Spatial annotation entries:
★ ★ ★

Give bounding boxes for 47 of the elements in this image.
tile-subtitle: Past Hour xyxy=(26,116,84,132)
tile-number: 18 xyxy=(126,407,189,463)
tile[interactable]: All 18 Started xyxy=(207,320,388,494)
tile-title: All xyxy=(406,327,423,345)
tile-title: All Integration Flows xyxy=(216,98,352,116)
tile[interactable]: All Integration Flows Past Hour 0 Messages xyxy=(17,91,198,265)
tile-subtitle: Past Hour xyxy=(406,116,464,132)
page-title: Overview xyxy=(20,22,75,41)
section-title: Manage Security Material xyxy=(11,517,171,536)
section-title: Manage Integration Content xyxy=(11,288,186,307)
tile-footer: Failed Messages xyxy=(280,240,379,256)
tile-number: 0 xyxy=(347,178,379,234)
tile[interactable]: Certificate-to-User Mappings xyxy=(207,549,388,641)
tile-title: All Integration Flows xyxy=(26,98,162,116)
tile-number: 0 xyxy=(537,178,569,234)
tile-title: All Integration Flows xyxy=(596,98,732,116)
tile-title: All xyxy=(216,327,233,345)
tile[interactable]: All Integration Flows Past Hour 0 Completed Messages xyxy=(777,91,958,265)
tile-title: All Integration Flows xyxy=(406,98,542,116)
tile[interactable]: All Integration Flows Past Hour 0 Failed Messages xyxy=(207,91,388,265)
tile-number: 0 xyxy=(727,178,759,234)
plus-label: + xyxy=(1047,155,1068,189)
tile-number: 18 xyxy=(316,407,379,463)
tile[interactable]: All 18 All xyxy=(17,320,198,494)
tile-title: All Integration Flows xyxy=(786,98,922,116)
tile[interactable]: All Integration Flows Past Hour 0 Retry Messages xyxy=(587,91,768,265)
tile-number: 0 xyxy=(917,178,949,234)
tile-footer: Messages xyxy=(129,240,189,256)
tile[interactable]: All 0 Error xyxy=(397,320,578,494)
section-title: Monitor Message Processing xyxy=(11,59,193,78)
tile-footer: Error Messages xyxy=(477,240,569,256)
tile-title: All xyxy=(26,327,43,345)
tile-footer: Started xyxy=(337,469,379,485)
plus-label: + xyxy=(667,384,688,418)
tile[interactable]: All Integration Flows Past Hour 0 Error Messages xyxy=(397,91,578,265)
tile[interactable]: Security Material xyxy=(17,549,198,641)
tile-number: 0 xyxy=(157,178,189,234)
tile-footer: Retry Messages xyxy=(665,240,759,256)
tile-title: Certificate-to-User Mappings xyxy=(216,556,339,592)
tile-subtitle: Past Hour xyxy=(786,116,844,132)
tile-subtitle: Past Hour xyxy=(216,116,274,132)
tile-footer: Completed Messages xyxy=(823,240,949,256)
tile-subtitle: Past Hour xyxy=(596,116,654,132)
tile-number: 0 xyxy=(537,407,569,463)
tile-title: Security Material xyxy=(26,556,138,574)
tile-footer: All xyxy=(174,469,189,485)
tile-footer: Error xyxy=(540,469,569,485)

★ ★ ★

YOUR OBJECTIVE:
Reproduce every item above line for line, with no character changed.

TASK RESULT:
Give bounding boxes for 47 of the elements in this image.
tile-subtitle: Past Hour xyxy=(26,116,84,132)
tile-number: 18 xyxy=(126,407,189,463)
tile[interactable]: All 18 Started xyxy=(207,320,388,494)
tile-title: All xyxy=(406,327,423,345)
tile-title: All Integration Flows xyxy=(216,98,352,116)
tile[interactable]: All Integration Flows Past Hour 0 Messages xyxy=(17,91,198,265)
tile-subtitle: Past Hour xyxy=(406,116,464,132)
page-title: Overview xyxy=(20,22,75,41)
section-title: Manage Security Material xyxy=(11,517,171,536)
section-title: Manage Integration Content xyxy=(11,288,186,307)
tile-footer: Failed Messages xyxy=(280,240,379,256)
tile-number: 0 xyxy=(347,178,379,234)
tile[interactable]: Certificate-to-User Mappings xyxy=(207,549,388,641)
tile-title: All Integration Flows xyxy=(26,98,162,116)
tile-number: 0 xyxy=(537,178,569,234)
tile-title: All Integration Flows xyxy=(596,98,732,116)
tile-title: All xyxy=(216,327,233,345)
tile[interactable]: All Integration Flows Past Hour 0 Completed Messages xyxy=(777,91,958,265)
tile-title: All Integration Flows xyxy=(406,98,542,116)
tile[interactable]: All Integration Flows Past Hour 0 Failed Messages xyxy=(207,91,388,265)
tile-number: 0 xyxy=(727,178,759,234)
plus-label: + xyxy=(1047,155,1068,189)
tile-number: 18 xyxy=(316,407,379,463)
tile[interactable]: All 18 All xyxy=(17,320,198,494)
tile-title: All Integration Flows xyxy=(786,98,922,116)
tile[interactable]: All Integration Flows Past Hour 0 Retry Messages xyxy=(587,91,768,265)
tile-number: 0 xyxy=(917,178,949,234)
tile-footer: Messages xyxy=(129,240,189,256)
tile[interactable]: All 0 Error xyxy=(397,320,578,494)
section-title: Monitor Message Processing xyxy=(11,59,193,78)
tile-footer: Error Messages xyxy=(477,240,569,256)
tile-title: All xyxy=(26,327,43,345)
tile-footer: Started xyxy=(337,469,379,485)
plus-label: + xyxy=(667,384,688,418)
tile[interactable]: All Integration Flows Past Hour 0 Error Messages xyxy=(397,91,578,265)
tile[interactable]: Security Material xyxy=(17,549,198,641)
tile-number: 0 xyxy=(157,178,189,234)
tile-footer: Retry Messages xyxy=(665,240,759,256)
tile-title: Certificate-to-User Mappings xyxy=(216,556,339,592)
tile-subtitle: Past Hour xyxy=(786,116,844,132)
tile-subtitle: Past Hour xyxy=(216,116,274,132)
tile-footer: Completed Messages xyxy=(823,240,949,256)
tile-subtitle: Past Hour xyxy=(596,116,654,132)
tile-number: 0 xyxy=(537,407,569,463)
tile-title: Security Material xyxy=(26,556,138,574)
tile-footer: All xyxy=(174,469,189,485)
tile-footer: Error xyxy=(540,469,569,485)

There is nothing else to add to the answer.